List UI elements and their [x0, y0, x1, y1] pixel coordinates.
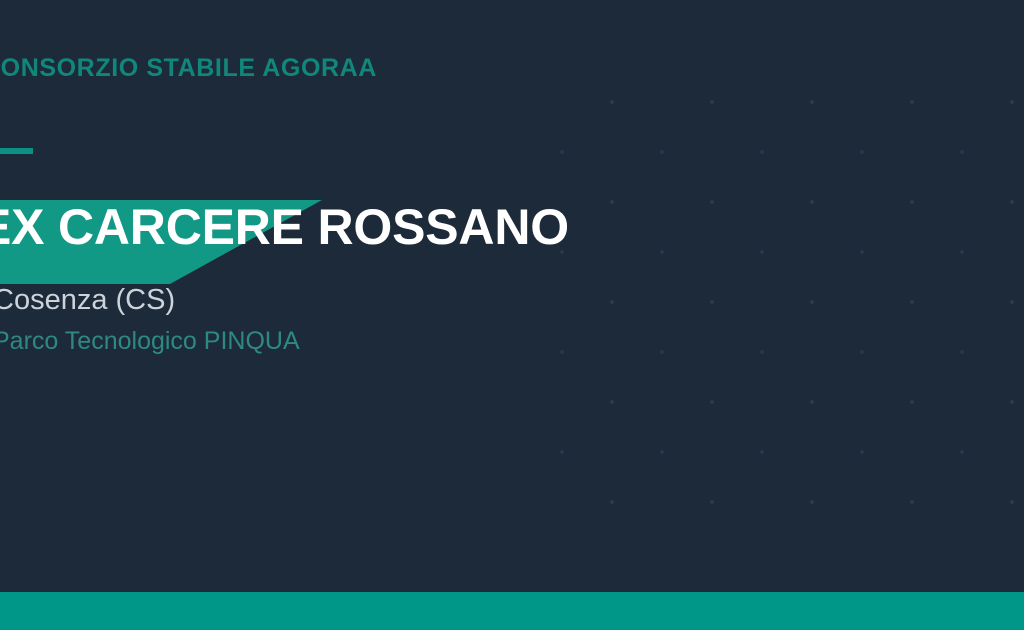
company-eyebrow-label: CONSORZIO STABILE AGORAA — [0, 54, 377, 83]
project-location-label: Cosenza (CS) — [0, 282, 175, 318]
teal-accent-dash — [0, 148, 33, 154]
background-dot-grid-icon — [560, 80, 1024, 520]
page-title: EX CARCERE ROSSANO — [0, 200, 569, 254]
title-slide: CONSORZIO STABILE AGORAA EX CARCERE ROSS… — [0, 0, 1024, 630]
project-programme-label: Parco Tecnologico PINQUA — [0, 325, 300, 357]
bottom-accent-bar — [0, 592, 1024, 630]
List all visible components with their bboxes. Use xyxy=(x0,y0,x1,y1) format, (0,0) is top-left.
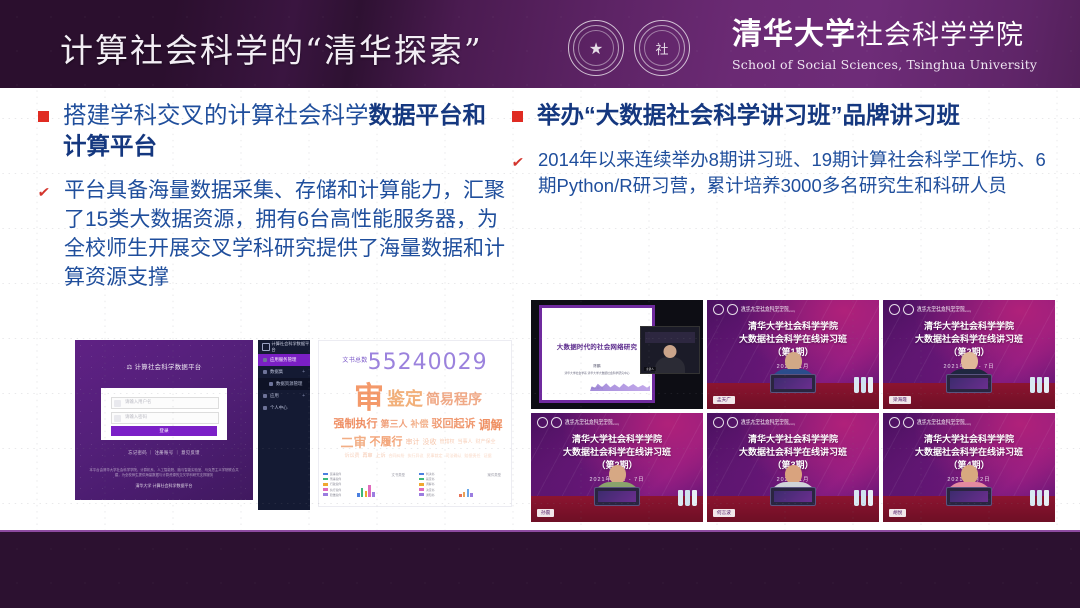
legend-label: 调解书 xyxy=(426,482,434,486)
lock-icon xyxy=(114,415,121,422)
data-platform-login-screenshot: ⚖ 计算社会科学数据平台 请输入用户名 请输入密码 登录 忘记密码 ｜ 注册账号… xyxy=(75,340,253,500)
poster-title-line2: 大数据社会科学在线讲习班 xyxy=(883,333,1055,346)
tsinghua-seal-icon xyxy=(727,304,738,315)
poster-logo-en: School of Social Sciences, Tsinghua Univ… xyxy=(741,311,795,314)
legend-label: 民事案件 xyxy=(330,472,341,476)
poster-title-line2: 大数据社会科学在线讲习班 xyxy=(707,446,879,459)
legend-swatch xyxy=(323,488,328,491)
lecture-thumbnail: 清华大学社会科学学院School of Social Sciences, Tsi… xyxy=(883,413,1055,522)
legend-entry: 执行案件 xyxy=(323,488,341,492)
legend-swatch xyxy=(323,493,328,496)
poster-logo-text: 清华大学社会科学学院School of Social Sciences, Tsi… xyxy=(917,419,971,427)
grid-icon xyxy=(263,358,267,362)
legend-label: 行政案件 xyxy=(330,482,341,486)
expand-icon[interactable]: + xyxy=(302,369,305,375)
wordcloud-term: 调解 xyxy=(479,419,503,431)
wordcloud-term: 第三人 xyxy=(380,420,407,429)
lecture-thumbnail: 清华大学社会科学学院School of Social Sciences, Tsi… xyxy=(707,413,879,522)
wordcloud-term: 财产保全 xyxy=(476,440,496,445)
wordcloud-term: 再审 xyxy=(362,454,372,459)
poster-title-line1: 清华大学社会科学学院 xyxy=(883,320,1055,333)
left-heading-bold-2: 计算平台 xyxy=(63,133,157,159)
name-plate: 何言波 xyxy=(713,509,735,517)
person-icon xyxy=(263,406,267,410)
database-icon xyxy=(263,370,267,374)
login-button[interactable]: 登录 xyxy=(111,426,217,436)
legend-label: 执行案件 xyxy=(330,488,341,492)
right-heading-text: 举办“大数据社会科学讲习班”品牌讲习班 xyxy=(537,100,960,131)
check-bullet-icon: ✔ xyxy=(511,155,526,169)
check-bullet-icon: ✔ xyxy=(37,185,52,199)
legend-entry: 判决书 xyxy=(419,472,434,476)
water-bottles xyxy=(678,490,697,506)
poster-logo-en: School of Social Sciences, Tsinghua Univ… xyxy=(741,424,795,427)
legend-label: 决定书 xyxy=(426,488,434,492)
document-count-value: 55240029 xyxy=(368,350,488,375)
laptop xyxy=(770,374,816,393)
poster-logo-en: School of Social Sciences, Tsinghua Univ… xyxy=(917,424,971,427)
poster-title-line2: 大数据社会科学在线讲习班 xyxy=(531,446,703,459)
wordcloud-term: 审 xyxy=(354,384,384,414)
legend-entry: 通知书 xyxy=(419,493,434,497)
school-logo: 清华大学社会科学学院School of Social Sciences, Tsi… xyxy=(889,417,971,428)
legend-swatch xyxy=(323,473,328,476)
legend-entry: 刑事案件 xyxy=(323,477,341,481)
wordcloud-term: 没收 xyxy=(422,439,436,446)
poster-title-line1: 清华大学社会科学学院 xyxy=(883,433,1055,446)
case-type-chart: 判决书裁定书调解书决定书通知书 案件类型 xyxy=(415,470,511,502)
data-platform-nav-screenshot: 计算社会科学数据平台 应用服务管理 数据集 + 数据资源管理 应用 + xyxy=(258,340,310,510)
wordcloud-term: 管辖权 xyxy=(439,440,454,445)
water-bottles xyxy=(1030,377,1049,393)
legend-label: 通知书 xyxy=(426,493,434,497)
poster-logo-text: 清华大学社会科学学院School of Social Sciences, Tsi… xyxy=(741,306,795,314)
school-seal-icon xyxy=(713,417,724,428)
legend-label: 判决书 xyxy=(426,472,434,476)
water-bottles xyxy=(854,377,873,393)
login-footer: 本平台由清华大学社会科学学院、计算机系、人工智能院、脑与智能实验室、马克思主义学… xyxy=(89,468,239,489)
right-column: 举办“大数据社会科学讲习班”品牌讲习班 ✔ 2014年以来连续举办8期讲习班、1… xyxy=(512,100,1060,199)
school-name-en: School of Social Sciences, Tsinghua Univ… xyxy=(732,57,1037,72)
login-brand-text: 计算社会科学数据平台 xyxy=(135,364,202,371)
poster-logo-en: School of Social Sciences, Tsinghua Univ… xyxy=(565,424,619,427)
page-title: 计算社会科学的“清华探索” xyxy=(60,24,483,72)
left-column: 搭建学科交叉的计算社会科学数据平台和计算平台 ✔ 平台具备海量数据采集、存储和计… xyxy=(38,100,508,293)
sidebar-item-label: 应用 xyxy=(270,393,279,399)
left-heading-bold-1: 数据平台 xyxy=(369,102,463,128)
legend-swatch xyxy=(419,483,424,486)
water-bottles xyxy=(1030,490,1049,506)
tsinghua-seal-icon xyxy=(727,417,738,428)
poster-title-line2: 大数据社会科学在线讲习班 xyxy=(707,333,879,346)
presentation-title: 大数据时代的社会网络研究 xyxy=(542,341,652,351)
square-bullet-icon xyxy=(38,111,49,122)
login-card: 请输入用户名 请输入密码 登录 xyxy=(101,388,227,440)
sidebar-item-label: 应用服务管理 xyxy=(270,357,296,363)
school-logo: 清华大学社会科学学院School of Social Sciences, Tsi… xyxy=(713,417,795,428)
legend-label: 刑事案件 xyxy=(330,477,341,481)
university-seals: ★ 社 xyxy=(568,20,690,76)
laptop xyxy=(770,487,816,506)
poster-logo-en: School of Social Sciences, Tsinghua Univ… xyxy=(917,311,971,314)
lecture-thumbnail-grid: 大数据时代的社会网络研究陈鹏清华大学社会学系 清华大学大数据社会科学研究中心20… xyxy=(531,300,1055,522)
nav-logo: 计算社会科学数据平台 xyxy=(258,340,310,354)
video-tile: 主讲人 xyxy=(640,326,700,374)
school-seal-icon xyxy=(537,417,548,428)
left-body-text: 平台具备海量数据采集、存储和计算能力，汇聚了15类大数据资源，拥有6台高性能服务… xyxy=(64,177,508,293)
wordcloud-term: 证据 xyxy=(484,454,492,458)
speaker-head xyxy=(664,345,677,358)
username-placeholder: 请输入用户名 xyxy=(125,399,151,405)
legend-swatch xyxy=(323,483,328,486)
poster-logo-text: 清华大学社会科学学院School of Social Sciences, Tsi… xyxy=(917,306,971,314)
presenter-affiliation: 清华大学社会学系 清华大学大数据社会科学研究中心 xyxy=(542,371,652,375)
login-brand: ⚖ 计算社会科学数据平台 xyxy=(75,362,253,371)
slide-root: 计算社会科学的“清华探索” ★ 社 清华大学社会科学学院 School of S… xyxy=(0,0,1080,608)
wordcloud-term: 补偿 xyxy=(410,420,428,429)
poster-logo-text: 清华大学社会科学学院School of Social Sciences, Tsi… xyxy=(741,419,795,427)
wordcloud-term: 赔偿责任 xyxy=(465,454,481,458)
school-seal-icon: 社 xyxy=(634,20,690,76)
left-body-bullet: ✔ 平台具备海量数据采集、存储和计算能力，汇聚了15类大数据资源，拥有6台高性能… xyxy=(38,177,508,293)
poster-title-line1: 清华大学社会科学学院 xyxy=(707,320,879,333)
login-footer-note: 本平台由清华大学社会科学学院、计算机系、人工智能院、脑与智能实验室、马克思主义学… xyxy=(89,468,239,479)
left-heading-bullet: 搭建学科交叉的计算社会科学数据平台和计算平台 xyxy=(38,100,508,161)
sidebar-item-dataset[interactable]: 数据集 + xyxy=(258,366,310,378)
sidebar-item-app-service[interactable]: 应用服务管理 xyxy=(258,354,310,366)
case-type-legend: 判决书裁定书调解书决定书通知书 xyxy=(419,472,434,498)
poster-title-line1: 清华大学社会科学学院 xyxy=(707,433,879,446)
name-plate: 孟天广 xyxy=(713,396,735,404)
sidebar-item-label: 个人中心 xyxy=(270,405,288,411)
wordcloud-term: 当事人 xyxy=(458,440,473,445)
legend-entry: 民事案件 xyxy=(323,472,341,476)
wordcloud-term: 司法确认 xyxy=(446,454,462,458)
legend-entry: 调解书 xyxy=(419,482,434,486)
square-bullet-icon xyxy=(512,111,523,122)
presentation-slide: 大数据时代的社会网络研究陈鹏清华大学社会学系 清华大学大数据社会科学研究中心20… xyxy=(539,305,655,403)
password-placeholder: 请输入密码 xyxy=(125,414,147,420)
expand-icon[interactable]: + xyxy=(302,393,305,399)
right-heading-bullet: 举办“大数据社会科学讲习班”品牌讲习班 xyxy=(512,100,1060,131)
sidebar-item-apps[interactable]: 应用 + xyxy=(258,390,310,402)
sidebar-item-label: 数据资源管理 xyxy=(276,381,302,387)
presenter-name: 陈鹏 xyxy=(542,364,652,369)
doc-type-chart-title: 文书类型 xyxy=(391,472,405,477)
wordcloud: 审鉴定简易程序强制执行第三人补偿驳回起诉调解二审不履行审计没收管辖权当事人财产保… xyxy=(333,381,503,461)
school-logo: 清华大学社会科学学院School of Social Sciences, Tsi… xyxy=(537,417,619,428)
case-type-chart-title: 案件类型 xyxy=(487,472,501,477)
tsinghua-seal-icon xyxy=(903,304,914,315)
legend-label: 赔偿案件 xyxy=(330,493,341,497)
wordcloud-term: 鉴定 xyxy=(387,390,423,408)
legend-swatch xyxy=(419,473,424,476)
school-logo: 清华大学社会科学学院School of Social Sciences, Tsi… xyxy=(713,304,795,315)
speaker-body xyxy=(655,357,685,373)
left-screenshot-group: ⚖ 计算社会科学数据平台 请输入用户名 请输入密码 登录 忘记密码 ｜ 注册账号… xyxy=(75,340,510,505)
right-body-text: 2014年以来连续举办8期讲习班、19期计算社会科学工作坊、6期Python/R… xyxy=(538,147,1060,200)
laptop xyxy=(946,374,992,393)
legend-entry: 赔偿案件 xyxy=(323,493,341,497)
legend-entry: 裁定书 xyxy=(419,477,434,481)
legend-entry: 决定书 xyxy=(419,488,434,492)
judgment-wordcloud-screenshot: 文书总数55240029 审鉴定简易程序强制执行第三人补偿驳回起诉调解二审不履行… xyxy=(318,340,512,507)
tsinghua-seal-icon: ★ xyxy=(568,20,624,76)
left-heading-text: 搭建学科交叉的计算社会科学数据平台和计算平台 xyxy=(63,100,508,161)
lecture-thumbnail: 清华大学社会科学学院School of Social Sciences, Tsi… xyxy=(883,300,1055,409)
poster-logo-text: 清华大学社会科学学院School of Social Sciences, Tsi… xyxy=(565,419,619,427)
laptop xyxy=(946,487,992,506)
case-type-bars xyxy=(459,481,473,497)
legend-swatch xyxy=(419,493,424,496)
legend-swatch xyxy=(323,478,328,481)
document-count-label: 文书总数 xyxy=(342,358,367,364)
school-seal-icon xyxy=(889,304,900,315)
school-seal-icon xyxy=(713,304,724,315)
legend-label: 裁定书 xyxy=(426,477,434,481)
wordcloud-term: 简易程序 xyxy=(426,392,482,406)
school-name-cn-bold: 清华大学 xyxy=(732,17,856,52)
wordcloud-term: 强制执行 xyxy=(333,419,377,430)
wordcloud-term: 二审 xyxy=(340,436,366,449)
legend-swatch xyxy=(419,478,424,481)
sidebar-item-data-resource[interactable]: 数据资源管理 xyxy=(258,378,310,390)
legend-entry: 行政案件 xyxy=(323,482,341,486)
login-copyright: 清华大学 计算社会科学数据平台 xyxy=(89,483,239,489)
wordcloud-term: 民事裁定 xyxy=(427,454,443,458)
school-logo: 清华大学社会科学学院School of Social Sciences, Tsi… xyxy=(889,304,971,315)
wordcloud-term: 审计 xyxy=(405,439,419,446)
username-field[interactable]: 请输入用户名 xyxy=(111,397,219,409)
left-heading-plain: 搭建学科交叉的计算社会科学 xyxy=(63,102,369,128)
slide-header: 计算社会科学的“清华探索” ★ 社 清华大学社会科学学院 School of S… xyxy=(0,0,1080,88)
password-field[interactable]: 请输入密码 xyxy=(111,412,219,424)
school-wordmark: 清华大学社会科学学院 School of Social Sciences, Ts… xyxy=(732,19,1037,72)
wordcloud-term: 合同纠纷 xyxy=(389,454,405,458)
doc-type-legend: 民事案件刑事案件行政案件执行案件赔偿案件 xyxy=(323,472,341,498)
sidebar-item-profile[interactable]: 个人中心 xyxy=(258,402,310,414)
tsinghua-seal-icon xyxy=(903,417,914,428)
school-seal-icon xyxy=(889,417,900,428)
user-icon xyxy=(114,400,121,407)
poster-title-line2: 大数据社会科学在线讲习班 xyxy=(883,446,1055,459)
lecture-thumbnail: 清华大学社会科学学院School of Social Sciences, Tsi… xyxy=(531,413,703,522)
folder-icon xyxy=(269,382,273,386)
water-bottles xyxy=(854,490,873,506)
wordcloud-term: 上诉 xyxy=(376,454,386,459)
name-plate: 梁海霞 xyxy=(889,396,911,404)
name-plate: 胡悦 xyxy=(889,509,906,517)
document-count: 文书总数55240029 xyxy=(319,350,511,375)
school-name-cn-rest: 社会科学学院 xyxy=(856,20,1024,51)
wordcloud-term: 诉讼费 xyxy=(344,454,359,459)
login-links[interactable]: 忘记密码 ｜ 注册账号 ｜ 意见反馈 xyxy=(75,450,253,456)
sidebar-item-label: 数据集 xyxy=(270,369,283,375)
scales-icon: ⚖ xyxy=(126,364,132,371)
lecture-thumbnail: 大数据时代的社会网络研究陈鹏清华大学社会学系 清华大学大数据社会科学研究中心20… xyxy=(531,300,703,409)
nav-logo-text: 计算社会科学数据平台 xyxy=(272,341,310,353)
wordcloud-term: 驳回起诉 xyxy=(432,419,476,430)
shared-screen-thumb xyxy=(645,332,695,343)
wordcloud-term: 不履行 xyxy=(369,437,402,448)
right-body-bullet: ✔ 2014年以来连续举办8期讲习班、19期计算社会科学工作坊、6期Python… xyxy=(512,147,1060,200)
slide-footer-bar xyxy=(0,530,1080,608)
wordcloud-term: 执行异议 xyxy=(408,454,424,458)
tsinghua-seal-icon xyxy=(551,417,562,428)
skyline-graphic xyxy=(590,379,650,391)
wordcloud-charts: 民事案件刑事案件行政案件执行案件赔偿案件 文书类型 判决书裁定书调解书决定书通知… xyxy=(319,470,511,502)
lecture-thumbnail: 清华大学社会科学学院School of Social Sciences, Tsi… xyxy=(707,300,879,409)
video-name-label: 主讲人 xyxy=(644,367,656,371)
poster-title-line1: 清华大学社会科学学院 xyxy=(531,433,703,446)
apps-icon xyxy=(263,394,267,398)
platform-logo-icon xyxy=(262,343,270,351)
doc-type-chart: 民事案件刑事案件行政案件执行案件赔偿案件 文书类型 xyxy=(319,470,415,502)
doc-type-bars xyxy=(357,481,375,497)
name-plate: 孙震 xyxy=(537,509,554,517)
legend-swatch xyxy=(419,488,424,491)
laptop xyxy=(594,487,640,506)
left-heading-mid: 和 xyxy=(463,102,487,128)
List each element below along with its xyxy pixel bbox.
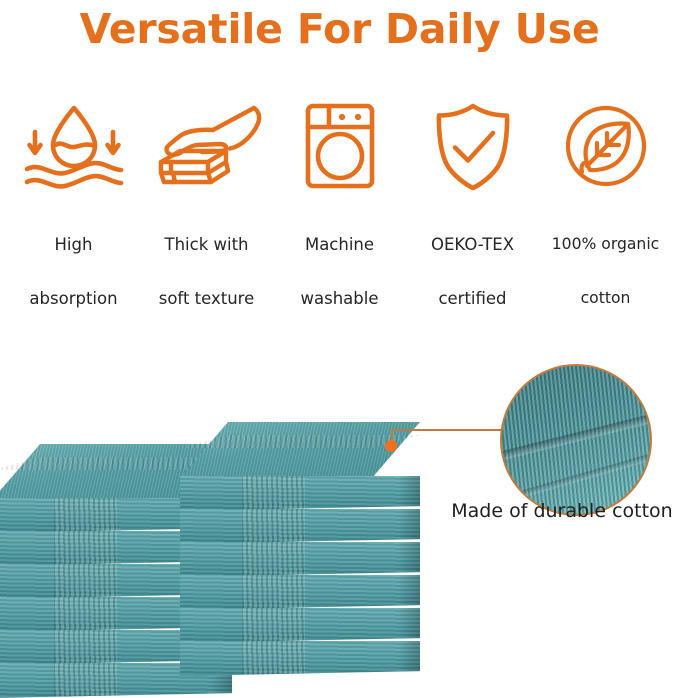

__WHAT THE EXERCISE ASKS__: Write out the rows above as a numbered list, from the line that contains "company-eyebrow-label: CONSORZIO STABILE" up to and including the line that contains "title-slide: CONSORZIO STABILE", leaving out any blank lines.

__EXPECTED ANSWER__:
1. company-eyebrow-label: CONSORZIO STABILE AGORAA — [0, 54, 377, 83]
2. project-location-label: Cosenza (CS) — [0, 282, 175, 318]
3. teal-accent-dash — [0, 148, 33, 154]
4. background-dot-grid-icon — [560, 80, 1024, 520]
5. page-title: EX CARCERE ROSSANO — [0, 200, 569, 254]
6. title-slide: CONSORZIO STABILE AGORAA EX CARCERE ROSS… — [0, 0, 1024, 630]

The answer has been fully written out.